A block of data

- - -

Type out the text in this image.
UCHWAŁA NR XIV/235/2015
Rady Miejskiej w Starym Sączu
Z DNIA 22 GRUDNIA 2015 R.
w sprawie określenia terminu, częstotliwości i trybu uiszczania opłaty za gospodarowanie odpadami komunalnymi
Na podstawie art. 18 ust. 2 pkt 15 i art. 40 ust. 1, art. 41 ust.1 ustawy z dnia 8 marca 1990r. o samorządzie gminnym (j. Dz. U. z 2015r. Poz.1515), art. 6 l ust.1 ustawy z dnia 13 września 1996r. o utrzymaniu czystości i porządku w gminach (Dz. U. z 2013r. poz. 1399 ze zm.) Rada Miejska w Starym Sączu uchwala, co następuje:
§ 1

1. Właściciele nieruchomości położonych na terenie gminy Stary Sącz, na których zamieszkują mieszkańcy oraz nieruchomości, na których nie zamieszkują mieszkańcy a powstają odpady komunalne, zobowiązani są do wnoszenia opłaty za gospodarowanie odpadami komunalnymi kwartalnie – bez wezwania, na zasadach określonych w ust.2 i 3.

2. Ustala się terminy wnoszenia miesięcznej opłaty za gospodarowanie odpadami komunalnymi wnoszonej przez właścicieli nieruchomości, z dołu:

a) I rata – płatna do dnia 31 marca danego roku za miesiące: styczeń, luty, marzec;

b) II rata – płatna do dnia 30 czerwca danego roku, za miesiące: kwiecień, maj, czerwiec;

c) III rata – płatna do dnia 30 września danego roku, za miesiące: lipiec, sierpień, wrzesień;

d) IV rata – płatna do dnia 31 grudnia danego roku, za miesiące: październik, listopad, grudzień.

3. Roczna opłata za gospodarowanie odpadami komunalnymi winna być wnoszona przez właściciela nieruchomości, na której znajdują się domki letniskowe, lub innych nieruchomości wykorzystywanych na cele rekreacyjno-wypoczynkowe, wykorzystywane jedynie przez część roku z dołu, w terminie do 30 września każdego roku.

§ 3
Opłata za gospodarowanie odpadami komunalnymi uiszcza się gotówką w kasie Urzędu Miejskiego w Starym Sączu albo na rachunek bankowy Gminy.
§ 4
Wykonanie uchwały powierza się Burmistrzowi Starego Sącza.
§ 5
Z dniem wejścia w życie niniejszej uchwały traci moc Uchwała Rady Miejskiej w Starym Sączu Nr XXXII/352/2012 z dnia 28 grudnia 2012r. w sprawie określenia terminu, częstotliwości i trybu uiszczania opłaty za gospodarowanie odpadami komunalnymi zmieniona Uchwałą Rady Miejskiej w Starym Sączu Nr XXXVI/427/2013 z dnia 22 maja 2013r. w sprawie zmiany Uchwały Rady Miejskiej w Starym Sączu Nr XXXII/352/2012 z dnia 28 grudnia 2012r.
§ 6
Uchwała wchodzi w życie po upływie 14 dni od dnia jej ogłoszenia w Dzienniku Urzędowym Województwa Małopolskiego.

- - -

■ **TASK REQUIREMENTS**
Could you quote the material above in full, exactly as it stands?

■ **WRITTEN REPLY**
Type out the text in this image.
UCHWAŁA NR XIV/235/2015
Rady Miejskiej w Starym Sączu
Z DNIA 22 GRUDNIA 2015 R.
w sprawie określenia terminu, częstotliwości i trybu uiszczania opłaty za gospodarowanie odpadami komunalnymi
Na podstawie art. 18 ust. 2 pkt 15 i art. 40 ust. 1, art. 41 ust.1 ustawy z dnia 8 marca 1990r. o samorządzie gminnym (j. Dz. U. z 2015r. Poz.1515), art. 6 l ust.1 ustawy z dnia 13 września 1996r. o utrzymaniu czystości i porządku w gminach (Dz. U. z 2013r. poz. 1399 ze zm.) Rada Miejska w Starym Sączu uchwala, co następuje:
§ 1

1. Właściciele nieruchomości położonych na terenie gminy Stary Sącz, na których zamieszkują mieszkańcy oraz nieruchomości, na których nie zamieszkują mieszkańcy a powstają odpady komunalne, zobowiązani są do wnoszenia opłaty za gospodarowanie odpadami komunalnymi kwartalnie – bez wezwania, na zasadach określonych w ust.2 i 3.

2. Ustala się terminy wnoszenia miesięcznej opłaty za gospodarowanie odpadami komunalnymi wnoszonej przez właścicieli nieruchomości, z dołu:

a) I rata – płatna do dnia 31 marca danego roku za miesiące: styczeń, luty, marzec;

b) II rata – płatna do dnia 30 czerwca danego roku, za miesiące: kwiecień, maj, czerwiec;

c) III rata – płatna do dnia 30 września danego roku, za miesiące: lipiec, sierpień, wrzesień;

d) IV rata – płatna do dnia 31 grudnia danego roku, za miesiące: październik, listopad, grudzień.

3. Roczna opłata za gospodarowanie odpadami komunalnymi winna być wnoszona przez właściciela nieruchomości, na której znajdują się domki letniskowe, lub innych nieruchomości wykorzystywanych na cele rekreacyjno-wypoczynkowe, wykorzystywane jedynie przez część roku z dołu, w terminie do 30 września każdego roku.

§ 3
Opłata za gospodarowanie odpadami komunalnymi uiszcza się gotówką w kasie Urzędu Miejskiego w Starym Sączu albo na rachunek bankowy Gminy.
§ 4
Wykonanie uchwały powierza się Burmistrzowi Starego Sącza.
§ 5
Z dniem wejścia w życie niniejszej uchwały traci moc Uchwała Rady Miejskiej w Starym Sączu Nr XXXII/352/2012 z dnia 28 grudnia 2012r. w sprawie określenia terminu, częstotliwości i trybu uiszczania opłaty za gospodarowanie odpadami komunalnymi zmieniona Uchwałą Rady Miejskiej w Starym Sączu Nr XXXVI/427/2013 z dnia 22 maja 2013r. w sprawie zmiany Uchwały Rady Miejskiej w Starym Sączu Nr XXXII/352/2012 z dnia 28 grudnia 2012r.
§ 6
Uchwała wchodzi w życie po upływie 14 dni od dnia jej ogłoszenia w Dzienniku Urzędowym Województwa Małopolskiego.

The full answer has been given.